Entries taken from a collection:
— start —

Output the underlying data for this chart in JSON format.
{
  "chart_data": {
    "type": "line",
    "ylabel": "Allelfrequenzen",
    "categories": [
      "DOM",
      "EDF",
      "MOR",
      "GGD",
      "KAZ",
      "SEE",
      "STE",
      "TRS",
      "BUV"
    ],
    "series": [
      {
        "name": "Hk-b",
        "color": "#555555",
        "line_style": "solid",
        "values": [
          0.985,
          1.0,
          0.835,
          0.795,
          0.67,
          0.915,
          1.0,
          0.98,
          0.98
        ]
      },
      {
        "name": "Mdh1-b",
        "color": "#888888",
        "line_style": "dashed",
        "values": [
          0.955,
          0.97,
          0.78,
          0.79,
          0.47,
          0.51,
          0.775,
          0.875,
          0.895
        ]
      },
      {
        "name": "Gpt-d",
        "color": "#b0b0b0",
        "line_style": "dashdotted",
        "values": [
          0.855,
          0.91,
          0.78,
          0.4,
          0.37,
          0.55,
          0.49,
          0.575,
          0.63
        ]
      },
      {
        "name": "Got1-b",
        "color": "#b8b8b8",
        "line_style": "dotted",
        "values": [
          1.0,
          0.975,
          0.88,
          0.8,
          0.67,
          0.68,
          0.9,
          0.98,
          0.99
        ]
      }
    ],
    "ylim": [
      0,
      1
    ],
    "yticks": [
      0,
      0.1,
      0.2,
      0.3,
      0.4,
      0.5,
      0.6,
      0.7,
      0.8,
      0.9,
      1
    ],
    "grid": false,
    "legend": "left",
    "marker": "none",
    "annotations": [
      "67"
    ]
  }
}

— end —

What is asked —
Return every line exactly.

Exercise answer —
Output the underlying data for this chart in JSON format.
{
  "chart_data": {
    "type": "line",
    "ylabel": "Allelfrequenzen",
    "categories": [
      "DOM",
      "EDF",
      "MOR",
      "GGD",
      "KAZ",
      "SEE",
      "STE",
      "TRS",
      "BUV"
    ],
    "series": [
      {
        "name": "Hk-b",
        "color": "#555555",
        "line_style": "solid",
        "values": [
          0.985,
          1.0,
          0.835,
          0.795,
          0.67,
          0.915,
          1.0,
          0.98,
          0.98
        ]
      },
      {
        "name": "Mdh1-b",
        "color": "#888888",
        "line_style": "dashed",
        "values": [
          0.955,
          0.97,
          0.78,
          0.79,
          0.47,
          0.51,
          0.775,
          0.875,
          0.895
        ]
      },
      {
        "name": "Gpt-d",
        "color": "#b0b0b0",
        "line_style": "dashdotted",
        "values": [
          0.855,
          0.91,
          0.78,
          0.4,
          0.37,
          0.55,
          0.49,
          0.575,
          0.63
        ]
      },
      {
        "name": "Got1-b",
        "color": "#b8b8b8",
        "line_style": "dotted",
        "values": [
          1.0,
          0.975,
          0.88,
          0.8,
          0.67,
          0.68,
          0.9,
          0.98,
          0.99
        ]
      }
    ],
    "ylim": [
      0,
      1
    ],
    "yticks": [
      0,
      0.1,
      0.2,
      0.3,
      0.4,
      0.5,
      0.6,
      0.7,
      0.8,
      0.9,
      1
    ],
    "grid": false,
    "legend": "left",
    "marker": "none",
    "annotations": [
      "67"
    ]
  }
}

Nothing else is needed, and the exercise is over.